### CONSIGNES
Reprenez, s'il vous plaît, le passage de la critique des Amoureux de Marivaux qui commence à "Le duo formé" et se termine à "de textes classiques.", en changeant "deux décennies" en "vingt ans".

Cette semaine, je suis allé voir Les Amoureux de Marivaux à Odyssud (Blagnac). Un quatuor de jeunes comédiens y joue des scènes choisies de plusieurs pièces de l’auteur : La Surprise de l’amour, La Dispute, La Commère, La Méprise, L’heureux Stratagème… enchaînant rôles et situations comiques, les ponctuant de chansons d’amour de la variété française a capella, le tout dans une mise-en-scène signée Shirley et Dino !
Le duo formé par Gilles et Corinne Benizio (alias Shirley et Dino), s’est fait connaître auprès du grand public il y a deux décennies grâce à Patrick Sébastien et son émission du Plus grand cabaret. Vous connaissez forcément leurs personnages old-school, burlesques et attachants. Mais ils ont plus d’une corde à leur arc, et s’ils excellent au devant de la scène, ils sont également depuis plusieurs années metteurs-en-scène de spectacles dans lesquels ils n’apparaissent pas systématiquement. Pour ma part, je connaissais leur travail de mise-en-scène sur des opéras : La Belle-Hélène d’Offenbach et Le Roi Arthur de Purcell. Les deux spectacles m’avaient enchanté. Avec Les Amoureux de Marivaux, c’était la première fois que je voyais une mise en scène de textes classiques.
La troupe de comédiens qui interprète les extraits de Marivaux, Les Mauvais élèves, est pétulante et absolument loufoque. Les personnages qu’ils campent tour à tour font mouche à chaque réplique, mais aussi à chaque mimique. L’une des scènes que j’ai préférées est extraite de La Surprise de l’Amour, où Elisa Benizio joue une comtesse hystérique et d’une folle mauvaise foi, dans laquelle on peine à une pas reconnaître un double génial de Shirley ! Voix haut-perchée, airs outrés, postures ridicules… il n’y a pas un seul mot ou un seul regard qui ne fasse pas rire chez ce personnage ! Valérian Béhar-Bonnet qui lui donne la réplique ne sert ici que de faire-valoir, mais il trouve son heure de gloire plus tard dans le spectacle dans les scènes de L’heureux stratagème où il joue le valet Frontin, un vrai moment de bravoure qui m’a littéralement plié en deux !

Liste des données:
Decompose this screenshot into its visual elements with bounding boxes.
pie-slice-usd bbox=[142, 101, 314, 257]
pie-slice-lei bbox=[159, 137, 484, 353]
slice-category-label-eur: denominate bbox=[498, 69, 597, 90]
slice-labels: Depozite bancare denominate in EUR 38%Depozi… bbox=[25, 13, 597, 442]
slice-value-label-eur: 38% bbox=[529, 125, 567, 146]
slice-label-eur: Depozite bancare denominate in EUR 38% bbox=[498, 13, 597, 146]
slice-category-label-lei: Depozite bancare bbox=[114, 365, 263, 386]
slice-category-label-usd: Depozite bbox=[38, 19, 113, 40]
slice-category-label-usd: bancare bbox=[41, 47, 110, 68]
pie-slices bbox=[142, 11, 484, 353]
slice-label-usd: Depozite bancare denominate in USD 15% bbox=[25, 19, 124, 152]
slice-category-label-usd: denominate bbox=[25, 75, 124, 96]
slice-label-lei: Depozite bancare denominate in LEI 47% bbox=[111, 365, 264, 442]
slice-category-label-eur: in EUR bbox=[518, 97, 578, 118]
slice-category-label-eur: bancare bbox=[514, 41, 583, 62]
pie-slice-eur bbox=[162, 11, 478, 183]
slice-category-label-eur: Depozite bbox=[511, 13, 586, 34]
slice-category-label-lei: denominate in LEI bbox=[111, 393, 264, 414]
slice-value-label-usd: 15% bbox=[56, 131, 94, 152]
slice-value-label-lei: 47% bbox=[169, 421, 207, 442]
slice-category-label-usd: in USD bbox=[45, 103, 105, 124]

### RÉPONSE ATTENDUE
Le duo formé par Gilles et Corinne Benizio (alias Shirley et Dino), s’est fait connaître auprès du grand public il y a vingt ans grâce à Patrick Sébastien et son émission du Plus grand cabaret. Vous connaissez forcément leurs personnages old-school, burlesques et attachants. Mais ils ont plus d’une corde à leur arc, et s’ils excellent au devant de la scène, ils sont également depuis plusieurs années metteurs-en-scène de spectacles dans lesquels ils n’apparaissent pas systématiquement. Pour ma part, je connaissais leur travail de mise-en-scène sur des opéras : La Belle-Hélène d’Offenbach et Le Roi Arthur de Purcell. Les deux spectacles m’avaient enchanté. Avec Les Amoureux de Marivaux, c’était la première fois que je voyais une mise en scène de textes classiques.